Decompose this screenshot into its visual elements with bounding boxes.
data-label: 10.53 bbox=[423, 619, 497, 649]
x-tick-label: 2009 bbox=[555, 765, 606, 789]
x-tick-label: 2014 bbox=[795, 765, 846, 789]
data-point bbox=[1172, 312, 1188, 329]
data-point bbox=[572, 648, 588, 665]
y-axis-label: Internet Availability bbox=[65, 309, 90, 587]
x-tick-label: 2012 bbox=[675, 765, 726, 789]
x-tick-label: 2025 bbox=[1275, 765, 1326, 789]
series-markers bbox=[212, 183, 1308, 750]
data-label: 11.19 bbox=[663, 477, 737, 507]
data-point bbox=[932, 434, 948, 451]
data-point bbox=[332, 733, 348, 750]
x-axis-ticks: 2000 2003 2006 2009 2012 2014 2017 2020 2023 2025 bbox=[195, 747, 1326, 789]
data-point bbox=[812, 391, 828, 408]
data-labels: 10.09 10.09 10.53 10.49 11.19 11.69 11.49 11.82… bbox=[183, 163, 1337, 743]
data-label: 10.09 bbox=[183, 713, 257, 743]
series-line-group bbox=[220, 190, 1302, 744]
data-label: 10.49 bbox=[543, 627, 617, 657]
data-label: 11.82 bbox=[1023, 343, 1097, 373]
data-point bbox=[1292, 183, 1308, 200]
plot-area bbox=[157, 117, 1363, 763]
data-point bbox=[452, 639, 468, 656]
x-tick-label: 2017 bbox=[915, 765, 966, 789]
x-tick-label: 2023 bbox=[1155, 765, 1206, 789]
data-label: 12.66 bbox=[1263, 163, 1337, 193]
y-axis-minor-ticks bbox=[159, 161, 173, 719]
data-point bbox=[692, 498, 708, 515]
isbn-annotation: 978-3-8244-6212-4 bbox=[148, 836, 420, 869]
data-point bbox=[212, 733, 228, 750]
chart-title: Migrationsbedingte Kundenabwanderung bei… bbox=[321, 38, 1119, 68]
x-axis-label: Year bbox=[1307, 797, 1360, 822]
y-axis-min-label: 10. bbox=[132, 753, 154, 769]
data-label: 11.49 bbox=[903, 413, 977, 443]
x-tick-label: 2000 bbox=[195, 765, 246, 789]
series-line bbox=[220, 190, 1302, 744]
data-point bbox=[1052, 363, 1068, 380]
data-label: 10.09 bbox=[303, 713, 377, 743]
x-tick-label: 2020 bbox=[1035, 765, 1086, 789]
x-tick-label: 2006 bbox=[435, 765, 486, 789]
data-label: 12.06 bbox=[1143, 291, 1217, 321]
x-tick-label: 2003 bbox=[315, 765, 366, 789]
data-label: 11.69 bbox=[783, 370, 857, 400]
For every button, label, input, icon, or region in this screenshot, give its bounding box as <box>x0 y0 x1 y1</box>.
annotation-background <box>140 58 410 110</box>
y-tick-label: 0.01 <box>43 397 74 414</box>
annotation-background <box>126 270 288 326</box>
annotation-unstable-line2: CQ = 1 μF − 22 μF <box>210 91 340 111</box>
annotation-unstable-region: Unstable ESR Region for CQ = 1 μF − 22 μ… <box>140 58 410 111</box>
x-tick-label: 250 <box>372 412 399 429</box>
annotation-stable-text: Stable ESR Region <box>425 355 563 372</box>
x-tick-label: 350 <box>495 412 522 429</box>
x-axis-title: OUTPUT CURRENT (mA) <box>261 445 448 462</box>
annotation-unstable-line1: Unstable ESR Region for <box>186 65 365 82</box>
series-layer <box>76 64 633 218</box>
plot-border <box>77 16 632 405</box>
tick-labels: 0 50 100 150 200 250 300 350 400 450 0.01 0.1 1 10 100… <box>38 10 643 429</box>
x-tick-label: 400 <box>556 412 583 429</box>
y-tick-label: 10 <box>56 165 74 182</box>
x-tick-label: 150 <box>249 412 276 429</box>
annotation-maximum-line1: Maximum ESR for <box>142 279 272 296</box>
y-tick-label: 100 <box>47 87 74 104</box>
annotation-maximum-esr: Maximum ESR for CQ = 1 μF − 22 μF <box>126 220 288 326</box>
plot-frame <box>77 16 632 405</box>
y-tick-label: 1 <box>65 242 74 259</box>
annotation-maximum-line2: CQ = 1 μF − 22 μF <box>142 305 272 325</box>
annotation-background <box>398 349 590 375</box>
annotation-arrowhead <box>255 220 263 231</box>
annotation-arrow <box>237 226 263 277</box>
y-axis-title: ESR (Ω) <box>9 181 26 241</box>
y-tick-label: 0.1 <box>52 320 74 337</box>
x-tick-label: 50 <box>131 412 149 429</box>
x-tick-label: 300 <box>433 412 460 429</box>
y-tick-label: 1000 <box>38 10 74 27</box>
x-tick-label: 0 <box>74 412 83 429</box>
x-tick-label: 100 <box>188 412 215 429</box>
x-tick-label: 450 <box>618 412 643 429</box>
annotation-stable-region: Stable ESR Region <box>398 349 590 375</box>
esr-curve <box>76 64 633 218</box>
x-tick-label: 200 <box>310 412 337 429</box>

◆ **What you should do**: Pick out each line in the entries above that contains the string "unstable". Case counts.

◆ **Task response**:
annotation-unstable-line2: CQ = 1 μF − 22 μF <box>210 91 340 111</box>
annotation-unstable-region: Unstable ESR Region for CQ = 1 μF − 22 μ… <box>140 58 410 111</box>
annotation-unstable-line1: Unstable ESR Region for <box>186 65 365 82</box>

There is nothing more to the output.